● INSTRUCTIONS TO FOLLOW
Find each line containing the string "this". Copy it.

(Excerpt from a dataset)
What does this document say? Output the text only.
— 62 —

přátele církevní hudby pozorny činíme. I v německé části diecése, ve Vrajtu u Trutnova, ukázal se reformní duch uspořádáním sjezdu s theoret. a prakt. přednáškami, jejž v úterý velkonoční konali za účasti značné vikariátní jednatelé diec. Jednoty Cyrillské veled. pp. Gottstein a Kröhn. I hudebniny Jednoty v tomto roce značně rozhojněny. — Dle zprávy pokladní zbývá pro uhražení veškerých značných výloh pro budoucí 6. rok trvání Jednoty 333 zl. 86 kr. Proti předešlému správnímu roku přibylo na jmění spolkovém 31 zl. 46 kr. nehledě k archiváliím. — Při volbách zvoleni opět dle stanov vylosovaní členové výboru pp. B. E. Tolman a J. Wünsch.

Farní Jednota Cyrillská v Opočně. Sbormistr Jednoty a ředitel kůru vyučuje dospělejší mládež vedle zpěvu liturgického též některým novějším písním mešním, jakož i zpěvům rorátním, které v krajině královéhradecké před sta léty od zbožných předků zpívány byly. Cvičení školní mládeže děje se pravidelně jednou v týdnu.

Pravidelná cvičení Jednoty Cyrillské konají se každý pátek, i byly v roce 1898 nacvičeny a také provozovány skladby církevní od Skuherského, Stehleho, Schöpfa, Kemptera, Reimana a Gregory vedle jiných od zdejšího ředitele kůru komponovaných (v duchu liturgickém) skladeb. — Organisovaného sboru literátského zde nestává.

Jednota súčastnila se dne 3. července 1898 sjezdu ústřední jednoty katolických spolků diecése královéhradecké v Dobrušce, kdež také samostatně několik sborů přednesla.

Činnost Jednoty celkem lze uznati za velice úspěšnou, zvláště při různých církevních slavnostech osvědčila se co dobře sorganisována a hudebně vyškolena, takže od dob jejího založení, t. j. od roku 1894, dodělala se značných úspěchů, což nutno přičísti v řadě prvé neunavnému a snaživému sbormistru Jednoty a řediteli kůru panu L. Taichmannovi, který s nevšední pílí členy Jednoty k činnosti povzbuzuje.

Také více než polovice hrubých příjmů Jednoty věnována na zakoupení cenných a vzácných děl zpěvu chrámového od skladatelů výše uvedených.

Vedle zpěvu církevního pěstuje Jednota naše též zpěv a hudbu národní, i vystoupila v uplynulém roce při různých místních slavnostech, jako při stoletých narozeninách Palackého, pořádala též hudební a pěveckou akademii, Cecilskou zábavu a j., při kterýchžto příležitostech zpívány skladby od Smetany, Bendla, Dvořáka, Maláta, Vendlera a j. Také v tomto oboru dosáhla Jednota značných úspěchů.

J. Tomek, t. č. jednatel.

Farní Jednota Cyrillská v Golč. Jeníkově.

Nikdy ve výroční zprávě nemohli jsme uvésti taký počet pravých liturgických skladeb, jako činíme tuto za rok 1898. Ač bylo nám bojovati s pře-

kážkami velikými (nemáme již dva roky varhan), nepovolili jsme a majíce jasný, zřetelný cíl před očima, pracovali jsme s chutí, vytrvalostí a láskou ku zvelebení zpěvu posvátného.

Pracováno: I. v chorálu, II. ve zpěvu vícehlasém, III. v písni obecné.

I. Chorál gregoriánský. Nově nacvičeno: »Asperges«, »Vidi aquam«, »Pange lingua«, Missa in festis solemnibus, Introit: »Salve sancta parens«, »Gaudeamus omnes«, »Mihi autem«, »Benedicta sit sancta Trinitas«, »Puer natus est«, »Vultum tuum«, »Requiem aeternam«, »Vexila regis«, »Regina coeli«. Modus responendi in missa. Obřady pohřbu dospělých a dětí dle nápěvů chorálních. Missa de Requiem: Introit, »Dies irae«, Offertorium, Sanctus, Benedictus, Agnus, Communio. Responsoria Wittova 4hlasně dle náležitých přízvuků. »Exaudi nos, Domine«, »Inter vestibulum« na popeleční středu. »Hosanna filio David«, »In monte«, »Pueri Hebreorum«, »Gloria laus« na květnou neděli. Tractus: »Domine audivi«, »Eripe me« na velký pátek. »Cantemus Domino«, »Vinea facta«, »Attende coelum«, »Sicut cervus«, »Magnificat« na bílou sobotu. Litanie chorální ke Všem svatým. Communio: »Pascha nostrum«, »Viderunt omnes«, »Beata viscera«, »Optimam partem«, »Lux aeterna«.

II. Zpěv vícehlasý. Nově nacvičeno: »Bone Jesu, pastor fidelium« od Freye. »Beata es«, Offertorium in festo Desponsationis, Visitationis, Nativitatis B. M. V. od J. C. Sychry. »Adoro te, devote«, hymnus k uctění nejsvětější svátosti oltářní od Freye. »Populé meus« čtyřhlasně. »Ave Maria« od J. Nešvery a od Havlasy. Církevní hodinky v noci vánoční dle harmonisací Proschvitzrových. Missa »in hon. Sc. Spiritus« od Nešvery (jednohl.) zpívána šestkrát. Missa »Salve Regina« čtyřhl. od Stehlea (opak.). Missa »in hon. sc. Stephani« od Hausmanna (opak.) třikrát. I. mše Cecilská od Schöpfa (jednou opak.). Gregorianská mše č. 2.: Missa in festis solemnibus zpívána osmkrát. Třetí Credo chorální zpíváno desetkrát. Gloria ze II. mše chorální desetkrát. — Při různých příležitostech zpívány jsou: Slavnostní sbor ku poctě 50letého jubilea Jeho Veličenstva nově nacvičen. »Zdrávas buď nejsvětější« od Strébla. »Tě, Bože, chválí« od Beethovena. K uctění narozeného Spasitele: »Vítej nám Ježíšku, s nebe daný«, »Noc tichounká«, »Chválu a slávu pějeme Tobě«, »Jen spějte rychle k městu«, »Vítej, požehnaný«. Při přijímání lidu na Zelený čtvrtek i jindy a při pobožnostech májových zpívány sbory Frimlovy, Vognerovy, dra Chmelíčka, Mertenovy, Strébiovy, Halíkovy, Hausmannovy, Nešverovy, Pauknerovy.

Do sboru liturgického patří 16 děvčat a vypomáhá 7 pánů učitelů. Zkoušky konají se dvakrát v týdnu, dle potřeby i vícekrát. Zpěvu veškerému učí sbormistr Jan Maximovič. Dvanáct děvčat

---

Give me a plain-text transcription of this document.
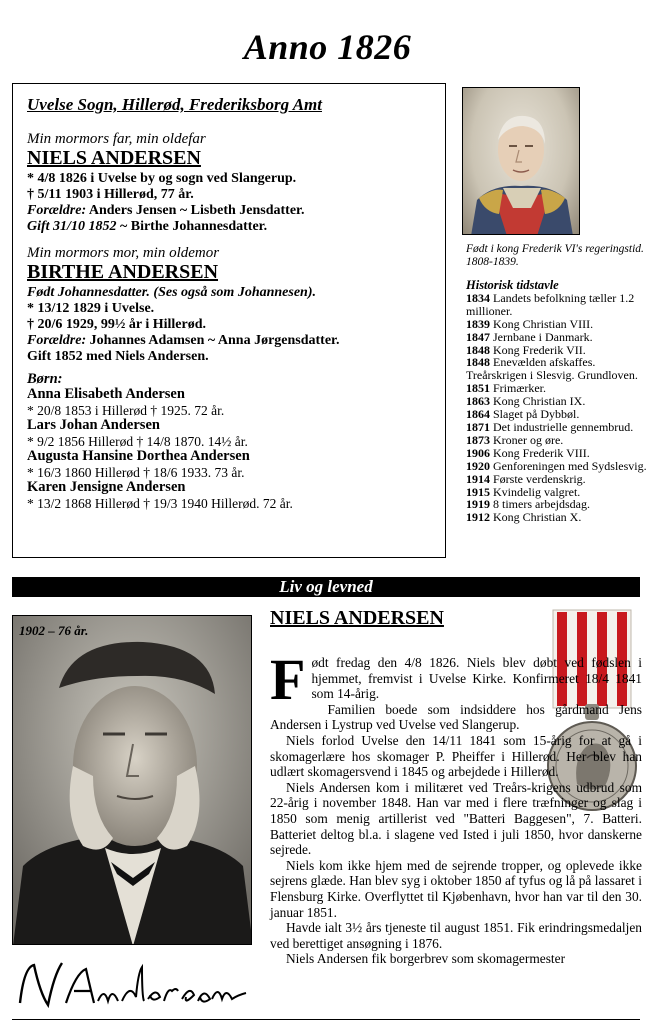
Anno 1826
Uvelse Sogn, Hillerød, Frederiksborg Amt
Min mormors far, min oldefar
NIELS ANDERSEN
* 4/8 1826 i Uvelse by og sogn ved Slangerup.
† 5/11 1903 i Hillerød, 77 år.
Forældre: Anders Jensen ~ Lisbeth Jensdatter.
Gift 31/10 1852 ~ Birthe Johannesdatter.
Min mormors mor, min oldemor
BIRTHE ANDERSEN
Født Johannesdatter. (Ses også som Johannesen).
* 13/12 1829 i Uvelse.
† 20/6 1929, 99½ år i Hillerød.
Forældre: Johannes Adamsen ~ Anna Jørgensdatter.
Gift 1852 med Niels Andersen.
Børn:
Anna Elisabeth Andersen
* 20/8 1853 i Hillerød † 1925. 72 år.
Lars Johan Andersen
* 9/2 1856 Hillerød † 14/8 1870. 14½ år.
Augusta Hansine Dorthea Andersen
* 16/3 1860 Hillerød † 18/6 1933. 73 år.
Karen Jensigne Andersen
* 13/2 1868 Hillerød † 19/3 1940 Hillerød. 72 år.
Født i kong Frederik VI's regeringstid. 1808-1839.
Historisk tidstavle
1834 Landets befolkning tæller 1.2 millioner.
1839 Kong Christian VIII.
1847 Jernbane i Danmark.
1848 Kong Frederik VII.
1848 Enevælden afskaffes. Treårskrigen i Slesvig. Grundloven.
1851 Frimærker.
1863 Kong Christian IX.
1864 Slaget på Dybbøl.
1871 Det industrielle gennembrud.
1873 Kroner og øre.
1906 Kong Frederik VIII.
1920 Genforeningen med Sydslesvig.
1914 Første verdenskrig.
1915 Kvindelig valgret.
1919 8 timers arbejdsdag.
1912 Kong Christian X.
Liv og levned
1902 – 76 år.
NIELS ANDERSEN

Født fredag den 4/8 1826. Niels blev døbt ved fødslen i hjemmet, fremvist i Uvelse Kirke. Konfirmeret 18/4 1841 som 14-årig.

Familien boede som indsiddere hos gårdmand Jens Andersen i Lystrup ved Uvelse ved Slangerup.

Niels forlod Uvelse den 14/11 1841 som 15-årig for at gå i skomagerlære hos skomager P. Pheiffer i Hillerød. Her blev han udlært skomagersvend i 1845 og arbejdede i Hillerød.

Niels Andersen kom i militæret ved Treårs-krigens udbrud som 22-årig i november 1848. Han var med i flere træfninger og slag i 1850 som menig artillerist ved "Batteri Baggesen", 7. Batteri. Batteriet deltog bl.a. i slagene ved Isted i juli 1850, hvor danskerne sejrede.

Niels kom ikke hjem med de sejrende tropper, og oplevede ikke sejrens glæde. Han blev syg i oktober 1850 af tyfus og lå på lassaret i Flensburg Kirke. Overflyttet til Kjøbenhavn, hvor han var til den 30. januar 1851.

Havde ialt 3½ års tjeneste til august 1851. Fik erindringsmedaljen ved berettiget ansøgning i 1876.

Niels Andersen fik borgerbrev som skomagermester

● WRITTEN REPLY
What does this document say? Output the text only.
Give me a plain-text transcription of this document.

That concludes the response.